* **Source material**
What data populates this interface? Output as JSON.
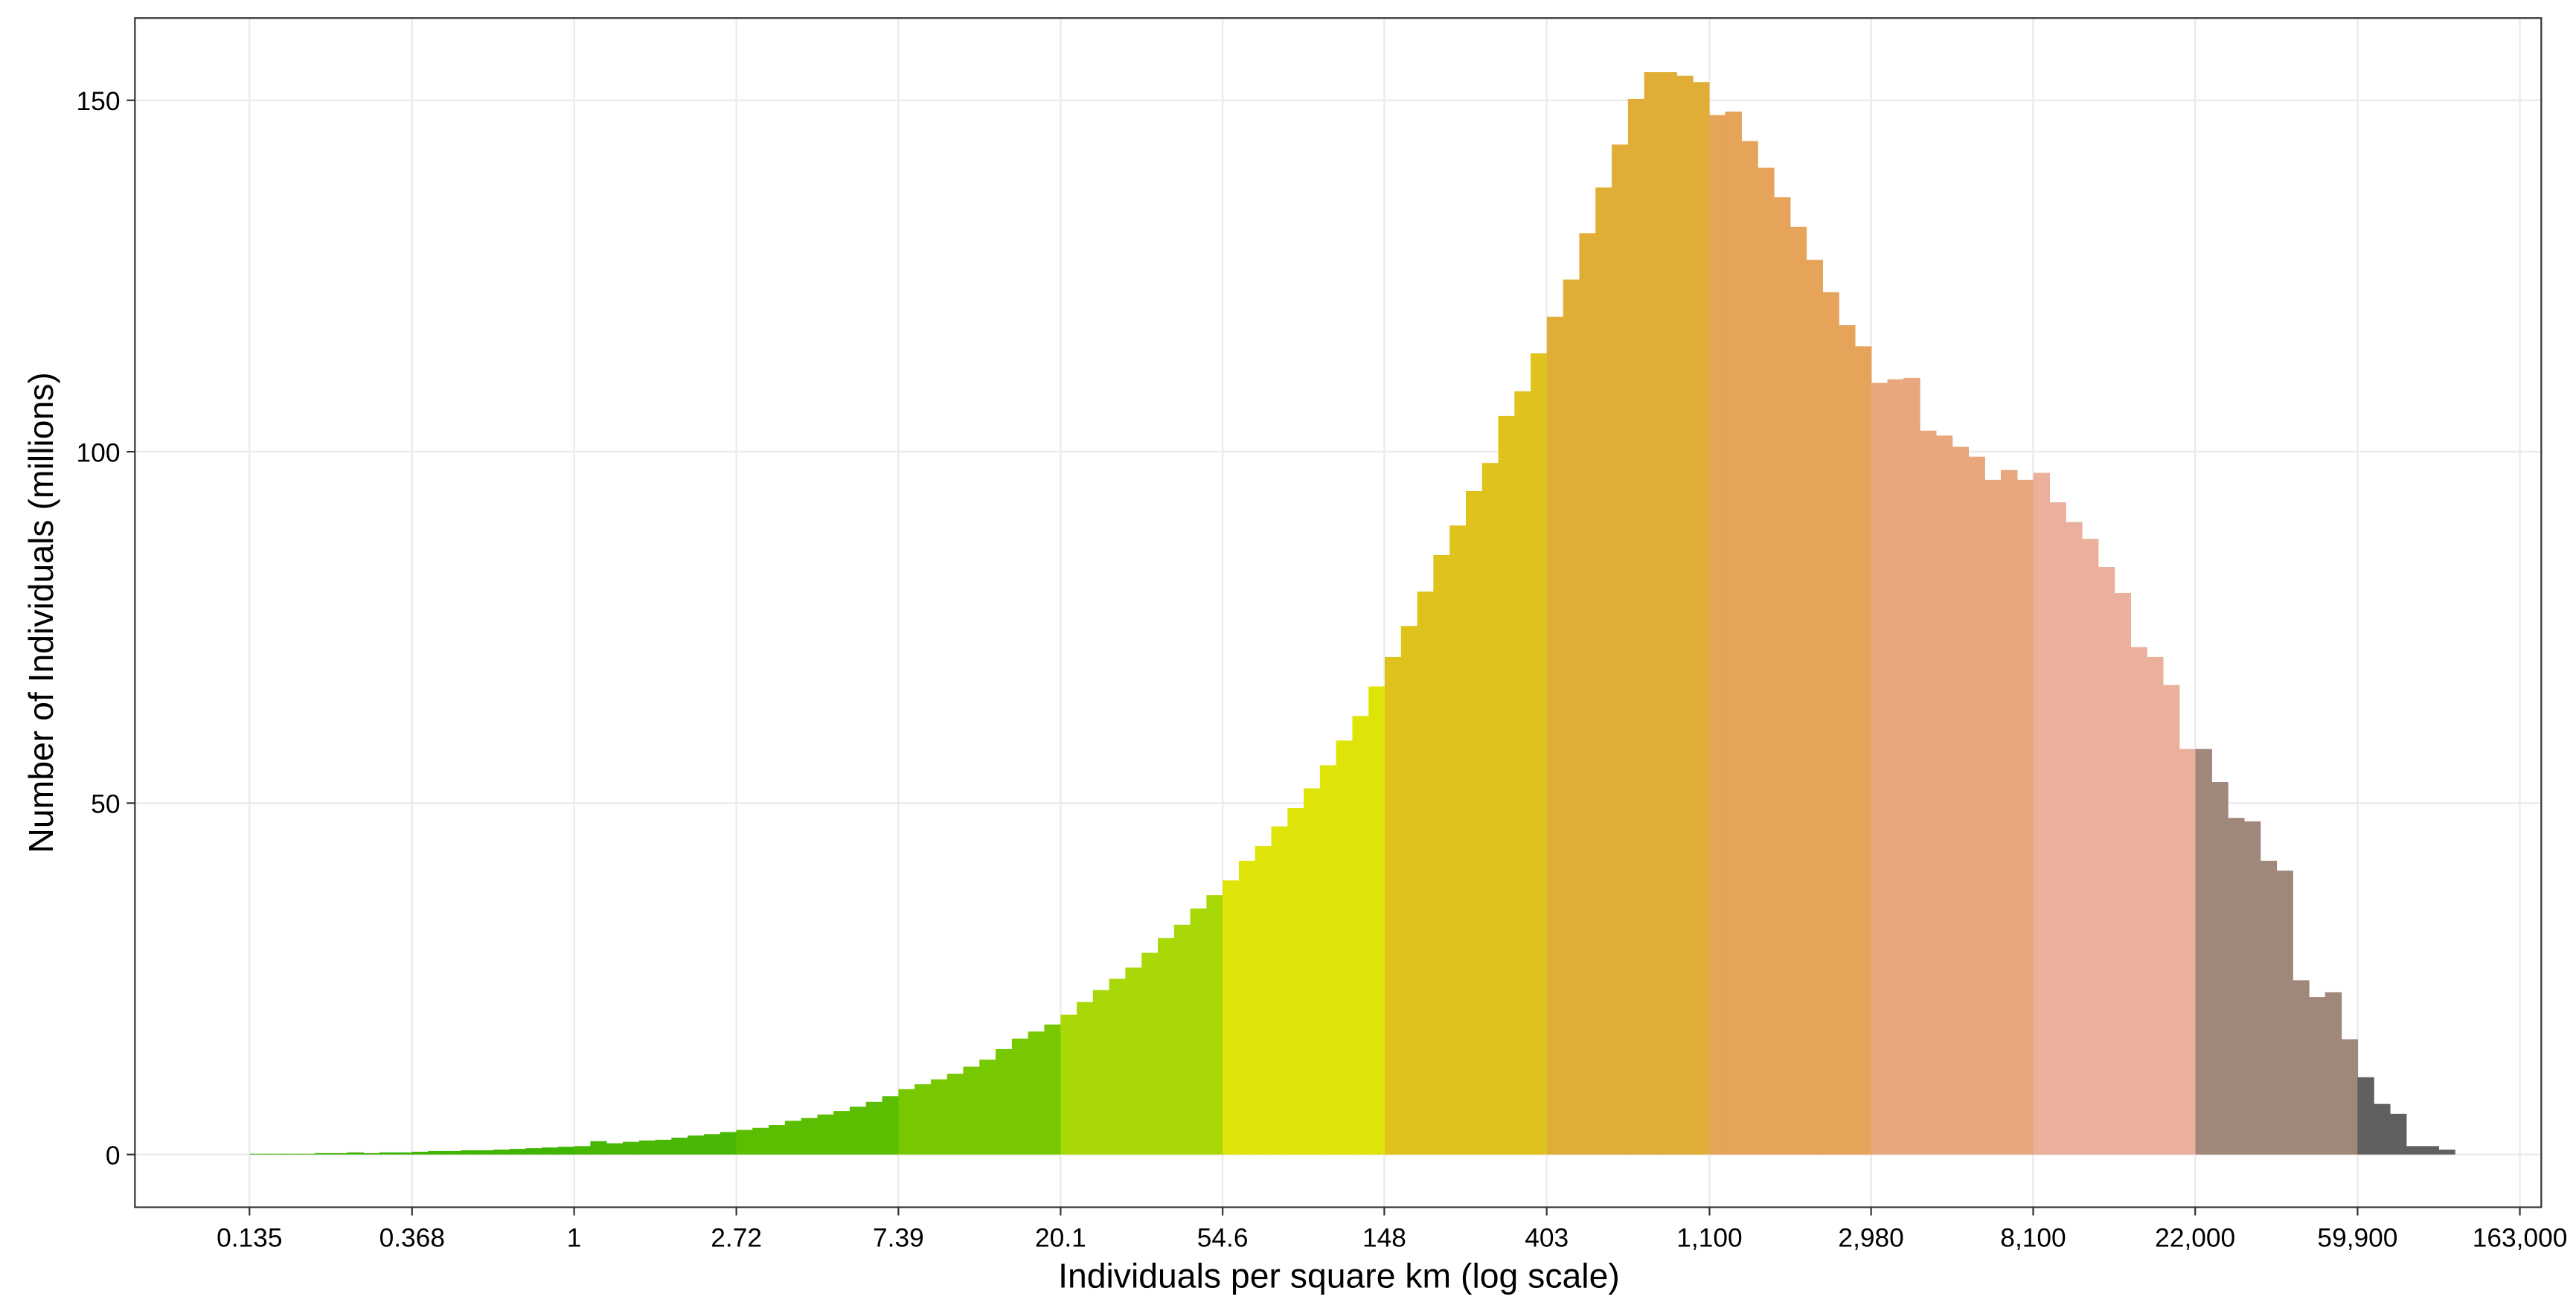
{
  "chart_data": {
    "type": "histogram",
    "x_label": "Individuals per square km (log scale)",
    "y_label": "Number of Individuals (millions)",
    "x_log": true,
    "grid": true,
    "xlim": [
      0.0666,
      186000
    ],
    "ylim": [
      -7.5,
      161.7
    ],
    "xticks": [
      0.135,
      0.368,
      1,
      2.72,
      7.39,
      20.1,
      54.6,
      148,
      403,
      {
        "value": 1100,
        "label": "1,100"
      },
      {
        "value": 2980,
        "label": "2,980"
      },
      {
        "value": 8100,
        "label": "8,100"
      },
      {
        "value": 22000,
        "label": "22,000"
      },
      {
        "value": 59900,
        "label": "59,900"
      },
      {
        "value": 163000,
        "label": "163,000"
      }
    ],
    "yticks": [
      0,
      50,
      100,
      150
    ],
    "series": [
      {
        "color": "#3db400",
        "bins": [
          0.1353,
          0.1496,
          0.1653,
          0.1827,
          0.2019,
          0.2231,
          0.2466,
          0.2725,
          0.3012,
          0.3329,
          0.3679
        ],
        "values": [
          0.1,
          0.1,
          0.1,
          0.1,
          0.2,
          0.2,
          0.3,
          0.2,
          0.3,
          0.3
        ]
      },
      {
        "color": "#3fb500",
        "bins": [
          0.3679,
          0.4066,
          0.4493,
          0.4966,
          0.5488,
          0.6065,
          0.6703,
          0.7408,
          0.8187,
          0.9048,
          1
        ],
        "values": [
          0.4,
          0.5,
          0.5,
          0.6,
          0.6,
          0.7,
          0.8,
          0.9,
          1.0,
          1.1
        ]
      },
      {
        "color": "#48b804",
        "bins": [
          1,
          1.105,
          1.221,
          1.35,
          1.492,
          1.649,
          1.822,
          2.014,
          2.226,
          2.46,
          2.718
        ],
        "values": [
          1.2,
          1.9,
          1.6,
          1.8,
          2.0,
          2.1,
          2.4,
          2.7,
          2.9,
          3.2
        ]
      },
      {
        "color": "#5cbe00",
        "bins": [
          2.718,
          3.004,
          3.32,
          3.669,
          4.055,
          4.482,
          4.953,
          5.474,
          6.05,
          6.686,
          7.389
        ],
        "values": [
          3.5,
          3.8,
          4.2,
          4.8,
          5.2,
          5.7,
          6.2,
          6.8,
          7.5,
          8.3
        ]
      },
      {
        "color": "#77c800",
        "bins": [
          7.389,
          8.166,
          9.025,
          9.974,
          11.02,
          12.18,
          13.46,
          14.88,
          16.44,
          18.17,
          20.09
        ],
        "values": [
          9.3,
          10,
          10.7,
          11.5,
          12.5,
          13.5,
          15,
          16.5,
          17.5,
          18.5
        ]
      },
      {
        "color": "#a9d808",
        "bins": [
          20.09,
          22.2,
          24.53,
          27.11,
          29.96,
          33.12,
          36.6,
          40.45,
          44.7,
          49.4,
          54.6
        ],
        "values": [
          19.9,
          21.7,
          23.4,
          25,
          26.6,
          28.7,
          30.8,
          32.7,
          35,
          36.9
        ]
      },
      {
        "color": "#dfe408",
        "bins": [
          54.6,
          60.34,
          66.69,
          73.7,
          81.45,
          90.02,
          99.48,
          109.9,
          121.5,
          134.3,
          148.4
        ],
        "values": [
          39,
          41.8,
          43.9,
          46.7,
          49.3,
          52.1,
          55.4,
          58.9,
          62.4,
          66.6
        ]
      },
      {
        "color": "#dfc31c",
        "bins": [
          148.4,
          164,
          181.3,
          200.3,
          221.4,
          244.7,
          270.4,
          298.9,
          330.3,
          365,
          403.4
        ],
        "values": [
          70.8,
          75.2,
          80.1,
          85.3,
          89.5,
          94.4,
          98.4,
          105.1,
          108.6,
          114
        ]
      },
      {
        "color": "#e0ae36",
        "bins": [
          403.4,
          445.9,
          492.7,
          544.6,
          601.8,
          665.1,
          735.1,
          812.4,
          897.8,
          992.3,
          1097
        ],
        "values": [
          119.2,
          124.5,
          131.1,
          137.6,
          143.7,
          150.2,
          154,
          154,
          153.5,
          152.6
        ]
      },
      {
        "color": "#e6a35a",
        "bins": [
          1097,
          1212,
          1339,
          1480,
          1636,
          1808,
          1998,
          2208,
          2441,
          2697,
          2981
        ],
        "values": [
          147.9,
          148.4,
          144.2,
          140.4,
          136.2,
          132,
          127.3,
          122.7,
          118,
          115
        ]
      },
      {
        "color": "#e8a77c",
        "bins": [
          2981,
          3295,
          3641,
          4024,
          4447,
          4915,
          5432,
          6003,
          6634,
          7332,
          8103
        ],
        "values": [
          109.8,
          110.3,
          110.5,
          103,
          102.3,
          100.7,
          99.3,
          96,
          97.4,
          96
        ]
      },
      {
        "color": "#ebb09b",
        "bins": [
          8103,
          8955,
          9897,
          10938,
          12088,
          13360,
          14765,
          16318,
          18034,
          19930,
          22026
        ],
        "values": [
          97,
          92.8,
          90,
          87.6,
          83.6,
          79.9,
          72.2,
          70.8,
          66.8,
          57.7
        ]
      },
      {
        "color": "#a0877c",
        "bins": [
          22026,
          24343,
          26903,
          29733,
          32860,
          36316,
          40135,
          44356,
          49021,
          54176,
          59874
        ],
        "values": [
          57.7,
          53,
          47.9,
          47.4,
          41.8,
          40.4,
          24.8,
          22.4,
          23.1,
          16.4
        ]
      },
      {
        "color": "#606060",
        "bins": [
          59874,
          66171,
          73130,
          80822,
          89322,
          98716,
          109098
        ],
        "values": [
          11,
          7.2,
          5.8,
          1.2,
          1.2,
          0.7
        ]
      }
    ]
  }
}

* **To be done**
Print each of the records above exactly as written, leaving no picture in the copy.

* **Task output**
What data populates this interface? Output as JSON.
{
  "chart_data": {
    "type": "histogram",
    "x_label": "Individuals per square km (log scale)",
    "y_label": "Number of Individuals (millions)",
    "x_log": true,
    "grid": true,
    "xlim": [
      0.0666,
      186000
    ],
    "ylim": [
      -7.5,
      161.7
    ],
    "xticks": [
      0.135,
      0.368,
      1,
      2.72,
      7.39,
      20.1,
      54.6,
      148,
      403,
      {
        "value": 1100,
        "label": "1,100"
      },
      {
        "value": 2980,
        "label": "2,980"
      },
      {
        "value": 8100,
        "label": "8,100"
      },
      {
        "value": 22000,
        "label": "22,000"
      },
      {
        "value": 59900,
        "label": "59,900"
      },
      {
        "value": 163000,
        "label": "163,000"
      }
    ],
    "yticks": [
      0,
      50,
      100,
      150
    ],
    "series": [
      {
        "color": "#3db400",
        "bins": [
          0.1353,
          0.1496,
          0.1653,
          0.1827,
          0.2019,
          0.2231,
          0.2466,
          0.2725,
          0.3012,
          0.3329,
          0.3679
        ],
        "values": [
          0.1,
          0.1,
          0.1,
          0.1,
          0.2,
          0.2,
          0.3,
          0.2,
          0.3,
          0.3
        ]
      },
      {
        "color": "#3fb500",
        "bins": [
          0.3679,
          0.4066,
          0.4493,
          0.4966,
          0.5488,
          0.6065,
          0.6703,
          0.7408,
          0.8187,
          0.9048,
          1
        ],
        "values": [
          0.4,
          0.5,
          0.5,
          0.6,
          0.6,
          0.7,
          0.8,
          0.9,
          1.0,
          1.1
        ]
      },
      {
        "color": "#48b804",
        "bins": [
          1,
          1.105,
          1.221,
          1.35,
          1.492,
          1.649,
          1.822,
          2.014,
          2.226,
          2.46,
          2.718
        ],
        "values": [
          1.2,
          1.9,
          1.6,
          1.8,
          2.0,
          2.1,
          2.4,
          2.7,
          2.9,
          3.2
        ]
      },
      {
        "color": "#5cbe00",
        "bins": [
          2.718,
          3.004,
          3.32,
          3.669,
          4.055,
          4.482,
          4.953,
          5.474,
          6.05,
          6.686,
          7.389
        ],
        "values": [
          3.5,
          3.8,
          4.2,
          4.8,
          5.2,
          5.7,
          6.2,
          6.8,
          7.5,
          8.3
        ]
      },
      {
        "color": "#77c800",
        "bins": [
          7.389,
          8.166,
          9.025,
          9.974,
          11.02,
          12.18,
          13.46,
          14.88,
          16.44,
          18.17,
          20.09
        ],
        "values": [
          9.3,
          10,
          10.7,
          11.5,
          12.5,
          13.5,
          15,
          16.5,
          17.5,
          18.5
        ]
      },
      {
        "color": "#a9d808",
        "bins": [
          20.09,
          22.2,
          24.53,
          27.11,
          29.96,
          33.12,
          36.6,
          40.45,
          44.7,
          49.4,
          54.6
        ],
        "values": [
          19.9,
          21.7,
          23.4,
          25,
          26.6,
          28.7,
          30.8,
          32.7,
          35,
          36.9
        ]
      },
      {
        "color": "#dfe408",
        "bins": [
          54.6,
          60.34,
          66.69,
          73.7,
          81.45,
          90.02,
          99.48,
          109.9,
          121.5,
          134.3,
          148.4
        ],
        "values": [
          39,
          41.8,
          43.9,
          46.7,
          49.3,
          52.1,
          55.4,
          58.9,
          62.4,
          66.6
        ]
      },
      {
        "color": "#dfc31c",
        "bins": [
          148.4,
          164,
          181.3,
          200.3,
          221.4,
          244.7,
          270.4,
          298.9,
          330.3,
          365,
          403.4
        ],
        "values": [
          70.8,
          75.2,
          80.1,
          85.3,
          89.5,
          94.4,
          98.4,
          105.1,
          108.6,
          114
        ]
      },
      {
        "color": "#e0ae36",
        "bins": [
          403.4,
          445.9,
          492.7,
          544.6,
          601.8,
          665.1,
          735.1,
          812.4,
          897.8,
          992.3,
          1097
        ],
        "values": [
          119.2,
          124.5,
          131.1,
          137.6,
          143.7,
          150.2,
          154,
          154,
          153.5,
          152.6
        ]
      },
      {
        "color": "#e6a35a",
        "bins": [
          1097,
          1212,
          1339,
          1480,
          1636,
          1808,
          1998,
          2208,
          2441,
          2697,
          2981
        ],
        "values": [
          147.9,
          148.4,
          144.2,
          140.4,
          136.2,
          132,
          127.3,
          122.7,
          118,
          115
        ]
      },
      {
        "color": "#e8a77c",
        "bins": [
          2981,
          3295,
          3641,
          4024,
          4447,
          4915,
          5432,
          6003,
          6634,
          7332,
          8103
        ],
        "values": [
          109.8,
          110.3,
          110.5,
          103,
          102.3,
          100.7,
          99.3,
          96,
          97.4,
          96
        ]
      },
      {
        "color": "#ebb09b",
        "bins": [
          8103,
          8955,
          9897,
          10938,
          12088,
          13360,
          14765,
          16318,
          18034,
          19930,
          22026
        ],
        "values": [
          97,
          92.8,
          90,
          87.6,
          83.6,
          79.9,
          72.2,
          70.8,
          66.8,
          57.7
        ]
      },
      {
        "color": "#a0877c",
        "bins": [
          22026,
          24343,
          26903,
          29733,
          32860,
          36316,
          40135,
          44356,
          49021,
          54176,
          59874
        ],
        "values": [
          57.7,
          53,
          47.9,
          47.4,
          41.8,
          40.4,
          24.8,
          22.4,
          23.1,
          16.4
        ]
      },
      {
        "color": "#606060",
        "bins": [
          59874,
          66171,
          73130,
          80822,
          89322,
          98716,
          109098
        ],
        "values": [
          11,
          7.2,
          5.8,
          1.2,
          1.2,
          0.7
        ]
      }
    ]
  }
}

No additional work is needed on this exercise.